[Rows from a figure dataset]
--------
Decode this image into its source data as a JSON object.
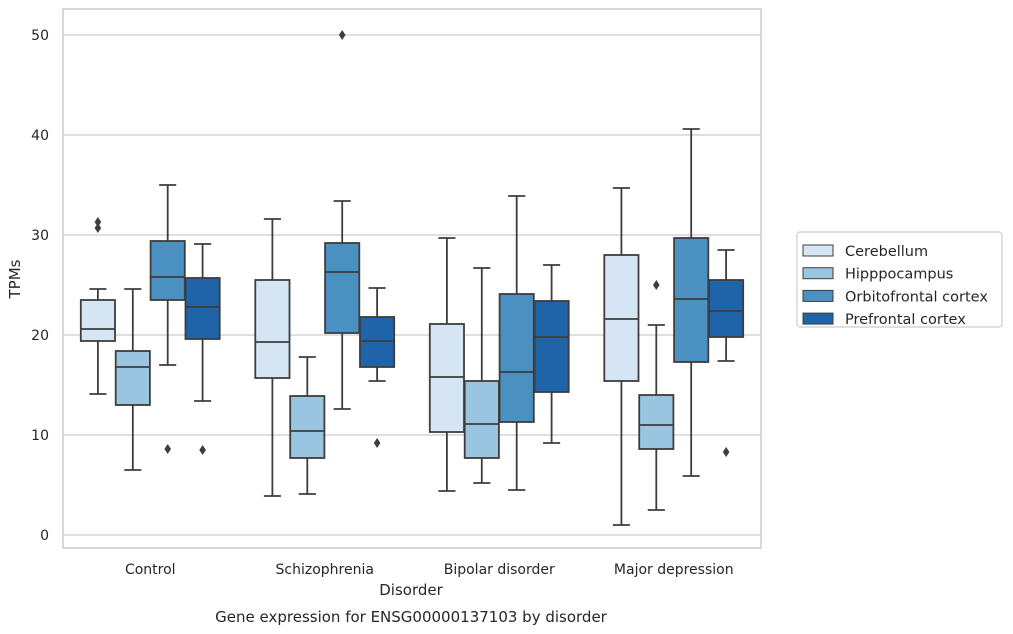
{
  "chart_data": {
    "type": "box",
    "title": "",
    "caption": "Gene expression for ENSG00000137103 by disorder",
    "xlabel": "Disorder",
    "ylabel": "TPMs",
    "ylim": [
      -1.3,
      52.6
    ],
    "yticks": [
      0,
      10,
      20,
      30,
      40,
      50
    ],
    "grid": "horizontal",
    "legend_position": "right",
    "categories": [
      "Control",
      "Schizophrenia",
      "Bipolar disorder",
      "Major depression"
    ],
    "series": [
      {
        "name": "Cerebellum",
        "color": "#d6e5f4",
        "boxes": [
          {
            "whisker_low": 14.1,
            "q1": 19.4,
            "median": 20.6,
            "q3": 23.5,
            "whisker_high": 24.6,
            "outliers": [
              30.7,
              31.3
            ]
          },
          {
            "whisker_low": 3.9,
            "q1": 15.7,
            "median": 19.3,
            "q3": 25.5,
            "whisker_high": 31.6,
            "outliers": []
          },
          {
            "whisker_low": 4.4,
            "q1": 10.3,
            "median": 15.8,
            "q3": 21.1,
            "whisker_high": 29.7,
            "outliers": []
          },
          {
            "whisker_low": 1.0,
            "q1": 15.4,
            "median": 21.6,
            "q3": 28.0,
            "whisker_high": 34.7,
            "outliers": []
          }
        ]
      },
      {
        "name": "Hipppocampus",
        "color": "#9ac5e0",
        "boxes": [
          {
            "whisker_low": 6.5,
            "q1": 13.0,
            "median": 16.8,
            "q3": 18.4,
            "whisker_high": 24.6,
            "outliers": []
          },
          {
            "whisker_low": 4.1,
            "q1": 7.7,
            "median": 10.4,
            "q3": 13.9,
            "whisker_high": 17.8,
            "outliers": []
          },
          {
            "whisker_low": 5.2,
            "q1": 7.7,
            "median": 11.1,
            "q3": 15.4,
            "whisker_high": 26.7,
            "outliers": []
          },
          {
            "whisker_low": 2.5,
            "q1": 8.6,
            "median": 11.0,
            "q3": 14.0,
            "whisker_high": 21.0,
            "outliers": [
              25.0
            ]
          }
        ]
      },
      {
        "name": "Orbitofrontal cortex",
        "color": "#4a91c2",
        "boxes": [
          {
            "whisker_low": 17.0,
            "q1": 23.5,
            "median": 25.8,
            "q3": 29.4,
            "whisker_high": 35.0,
            "outliers": [
              8.6
            ]
          },
          {
            "whisker_low": 12.6,
            "q1": 20.2,
            "median": 26.3,
            "q3": 29.2,
            "whisker_high": 33.4,
            "outliers": [
              50.0
            ]
          },
          {
            "whisker_low": 4.5,
            "q1": 11.3,
            "median": 16.3,
            "q3": 24.1,
            "whisker_high": 33.9,
            "outliers": []
          },
          {
            "whisker_low": 5.9,
            "q1": 17.3,
            "median": 23.6,
            "q3": 29.7,
            "whisker_high": 40.6,
            "outliers": []
          }
        ]
      },
      {
        "name": "Prefrontal cortex",
        "color": "#1f63a8",
        "boxes": [
          {
            "whisker_low": 13.4,
            "q1": 19.6,
            "median": 22.8,
            "q3": 25.7,
            "whisker_high": 29.1,
            "outliers": [
              8.5
            ]
          },
          {
            "whisker_low": 15.4,
            "q1": 16.8,
            "median": 19.4,
            "q3": 21.8,
            "whisker_high": 24.7,
            "outliers": [
              9.2
            ]
          },
          {
            "whisker_low": 9.2,
            "q1": 14.3,
            "median": 19.8,
            "q3": 23.4,
            "whisker_high": 27.0,
            "outliers": []
          },
          {
            "whisker_low": 17.4,
            "q1": 19.8,
            "median": 22.4,
            "q3": 25.5,
            "whisker_high": 28.5,
            "outliers": [
              8.3
            ]
          }
        ]
      }
    ]
  }
}
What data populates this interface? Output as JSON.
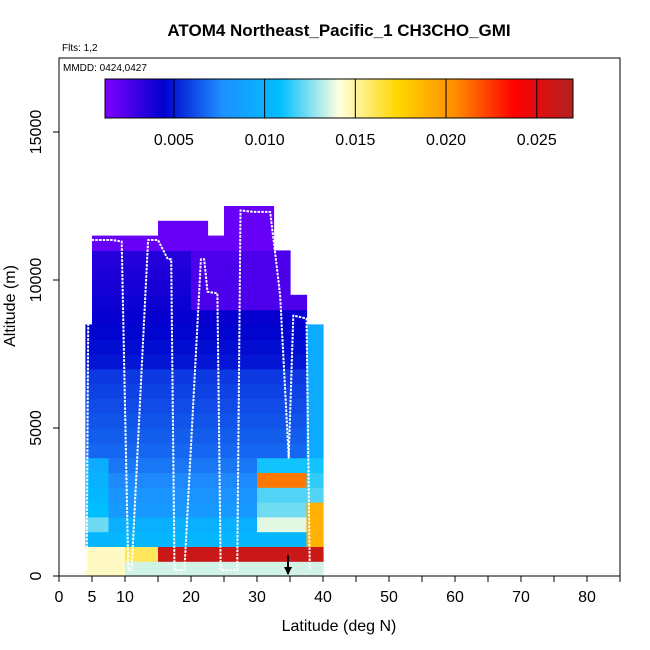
{
  "chart_data": {
    "type": "heatmap",
    "title": "ATOM4 Northeast_Pacific_1 CH3CHO_GMI",
    "subtitle_flights": "Flts: 1,2",
    "subtitle_dates": "MMDD: 0424,0427",
    "xlabel": "Latitude (deg N)",
    "ylabel": "Altitude (m)",
    "xlim": [
      0,
      85
    ],
    "ylim": [
      0,
      17500
    ],
    "x_ticks": [
      0,
      5,
      10,
      20,
      30,
      40,
      50,
      60,
      70,
      80
    ],
    "x_ticks_unlabeled": [
      15,
      25,
      35,
      45,
      55,
      65,
      75,
      85
    ],
    "y_ticks": [
      0,
      5000,
      10000,
      15000
    ],
    "colorbar": {
      "range": [
        0.0012,
        0.027
      ],
      "ticks": [
        "0.005",
        "0.010",
        "0.015",
        "0.020",
        "0.025"
      ],
      "tick_values": [
        0.005,
        0.01,
        0.015,
        0.02,
        0.025
      ],
      "colors": [
        "#7f00ff",
        "#0000cd",
        "#1e90ff",
        "#00bfff",
        "#ffffe0",
        "#ffd700",
        "#ff8c00",
        "#ff0000",
        "#b22222"
      ]
    },
    "marker": {
      "latitude": 34.7,
      "altitude": 700,
      "direction": "down"
    },
    "flight_track": {
      "latitude": [
        4.2,
        4.5,
        5.0,
        6.5,
        8.0,
        9.5,
        10.5,
        11.0,
        13.5,
        15.0,
        16.5,
        17.0,
        17.5,
        19.0,
        21.5,
        22.0,
        22.5,
        24.0,
        24.5,
        27.0,
        27.5,
        29.5,
        32.0,
        33.5,
        34.8,
        35.5,
        37.5,
        38.0
      ],
      "altitude": [
        200,
        11350,
        11350,
        11350,
        11350,
        11300,
        200,
        200,
        11350,
        11350,
        10700,
        10700,
        200,
        200,
        10700,
        10700,
        9600,
        9550,
        200,
        200,
        12350,
        12300,
        12300,
        9500,
        4000,
        8800,
        8700,
        200
      ]
    },
    "grid_latitude": [
      4.0,
      5.0,
      7.5,
      10.0,
      12.5,
      15.0,
      17.5,
      20.0,
      22.5,
      25.0,
      27.5,
      30.0,
      32.5,
      35.0,
      37.5,
      40.0
    ],
    "grid_altitude": [
      0,
      500,
      1000,
      1500,
      2000,
      2500,
      3000,
      3500,
      4000,
      4500,
      5000,
      5500,
      6000,
      6500,
      7000,
      7500,
      8000,
      8500,
      9000,
      9500,
      10000,
      10500,
      11000,
      11500,
      12000,
      12500
    ]
  }
}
--------
* _WRITTEN INSTRUCTION_
Without the pictures, reproduce every line of the records above exactly.

* _ANSWER_
Decode this image into its source data as a JSON object.
{
  "chart_data": {
    "type": "box",
    "title": "",
    "caption": "Gene expression for ENSG00000137103 by disorder",
    "xlabel": "Disorder",
    "ylabel": "TPMs",
    "ylim": [
      -1.3,
      52.6
    ],
    "yticks": [
      0,
      10,
      20,
      30,
      40,
      50
    ],
    "grid": "horizontal",
    "legend_position": "right",
    "categories": [
      "Control",
      "Schizophrenia",
      "Bipolar disorder",
      "Major depression"
    ],
    "series": [
      {
        "name": "Cerebellum",
        "color": "#d6e5f4",
        "boxes": [
          {
            "whisker_low": 14.1,
            "q1": 19.4,
            "median": 20.6,
            "q3": 23.5,
            "whisker_high": 24.6,
            "outliers": [
              30.7,
              31.3
            ]
          },
          {
            "whisker_low": 3.9,
            "q1": 15.7,
            "median": 19.3,
            "q3": 25.5,
            "whisker_high": 31.6,
            "outliers": []
          },
          {
            "whisker_low": 4.4,
            "q1": 10.3,
            "median": 15.8,
            "q3": 21.1,
            "whisker_high": 29.7,
            "outliers": []
          },
          {
            "whisker_low": 1.0,
            "q1": 15.4,
            "median": 21.6,
            "q3": 28.0,
            "whisker_high": 34.7,
            "outliers": []
          }
        ]
      },
      {
        "name": "Hipppocampus",
        "color": "#9ac5e0",
        "boxes": [
          {
            "whisker_low": 6.5,
            "q1": 13.0,
            "median": 16.8,
            "q3": 18.4,
            "whisker_high": 24.6,
            "outliers": []
          },
          {
            "whisker_low": 4.1,
            "q1": 7.7,
            "median": 10.4,
            "q3": 13.9,
            "whisker_high": 17.8,
            "outliers": []
          },
          {
            "whisker_low": 5.2,
            "q1": 7.7,
            "median": 11.1,
            "q3": 15.4,
            "whisker_high": 26.7,
            "outliers": []
          },
          {
            "whisker_low": 2.5,
            "q1": 8.6,
            "median": 11.0,
            "q3": 14.0,
            "whisker_high": 21.0,
            "outliers": [
              25.0
            ]
          }
        ]
      },
      {
        "name": "Orbitofrontal cortex",
        "color": "#4a91c2",
        "boxes": [
          {
            "whisker_low": 17.0,
            "q1": 23.5,
            "median": 25.8,
            "q3": 29.4,
            "whisker_high": 35.0,
            "outliers": [
              8.6
            ]
          },
          {
            "whisker_low": 12.6,
            "q1": 20.2,
            "median": 26.3,
            "q3": 29.2,
            "whisker_high": 33.4,
            "outliers": [
              50.0
            ]
          },
          {
            "whisker_low": 4.5,
            "q1": 11.3,
            "median": 16.3,
            "q3": 24.1,
            "whisker_high": 33.9,
            "outliers": []
          },
          {
            "whisker_low": 5.9,
            "q1": 17.3,
            "median": 23.6,
            "q3": 29.7,
            "whisker_high": 40.6,
            "outliers": []
          }
        ]
      },
      {
        "name": "Prefrontal cortex",
        "color": "#1f63a8",
        "boxes": [
          {
            "whisker_low": 13.4,
            "q1": 19.6,
            "median": 22.8,
            "q3": 25.7,
            "whisker_high": 29.1,
            "outliers": [
              8.5
            ]
          },
          {
            "whisker_low": 15.4,
            "q1": 16.8,
            "median": 19.4,
            "q3": 21.8,
            "whisker_high": 24.7,
            "outliers": [
              9.2
            ]
          },
          {
            "whisker_low": 9.2,
            "q1": 14.3,
            "median": 19.8,
            "q3": 23.4,
            "whisker_high": 27.0,
            "outliers": []
          },
          {
            "whisker_low": 17.4,
            "q1": 19.8,
            "median": 22.4,
            "q3": 25.5,
            "whisker_high": 28.5,
            "outliers": [
              8.3
            ]
          }
        ]
      }
    ]
  }
}
What data populates this interface? Output as JSON.
{
  "chart_data": {
    "type": "heatmap",
    "title": "ATOM4 Northeast_Pacific_1 CH3CHO_GMI",
    "subtitle_flights": "Flts: 1,2",
    "subtitle_dates": "MMDD: 0424,0427",
    "xlabel": "Latitude (deg N)",
    "ylabel": "Altitude (m)",
    "xlim": [
      0,
      85
    ],
    "ylim": [
      0,
      17500
    ],
    "x_ticks": [
      0,
      5,
      10,
      20,
      30,
      40,
      50,
      60,
      70,
      80
    ],
    "x_ticks_unlabeled": [
      15,
      25,
      35,
      45,
      55,
      65,
      75,
      85
    ],
    "y_ticks": [
      0,
      5000,
      10000,
      15000
    ],
    "colorbar": {
      "range": [
        0.0012,
        0.027
      ],
      "ticks": [
        "0.005",
        "0.010",
        "0.015",
        "0.020",
        "0.025"
      ],
      "tick_values": [
        0.005,
        0.01,
        0.015,
        0.02,
        0.025
      ],
      "colors": [
        "#7f00ff",
        "#0000cd",
        "#1e90ff",
        "#00bfff",
        "#ffffe0",
        "#ffd700",
        "#ff8c00",
        "#ff0000",
        "#b22222"
      ]
    },
    "marker": {
      "latitude": 34.7,
      "altitude": 700,
      "direction": "down"
    },
    "flight_track": {
      "latitude": [
        4.2,
        4.5,
        5.0,
        6.5,
        8.0,
        9.5,
        10.5,
        11.0,
        13.5,
        15.0,
        16.5,
        17.0,
        17.5,
        19.0,
        21.5,
        22.0,
        22.5,
        24.0,
        24.5,
        27.0,
        27.5,
        29.5,
        32.0,
        33.5,
        34.8,
        35.5,
        37.5,
        38.0
      ],
      "altitude": [
        200,
        11350,
        11350,
        11350,
        11350,
        11300,
        200,
        200,
        11350,
        11350,
        10700,
        10700,
        200,
        200,
        10700,
        10700,
        9600,
        9550,
        200,
        200,
        12350,
        12300,
        12300,
        9500,
        4000,
        8800,
        8700,
        200
      ]
    },
    "grid_latitude": [
      4.0,
      5.0,
      7.5,
      10.0,
      12.5,
      15.0,
      17.5,
      20.0,
      22.5,
      25.0,
      27.5,
      30.0,
      32.5,
      35.0,
      37.5,
      40.0
    ],
    "grid_altitude": [
      0,
      500,
      1000,
      1500,
      2000,
      2500,
      3000,
      3500,
      4000,
      4500,
      5000,
      5500,
      6000,
      6500,
      7000,
      7500,
      8000,
      8500,
      9000,
      9500,
      10000,
      10500,
      11000,
      11500,
      12000,
      12500
    ]
  }
}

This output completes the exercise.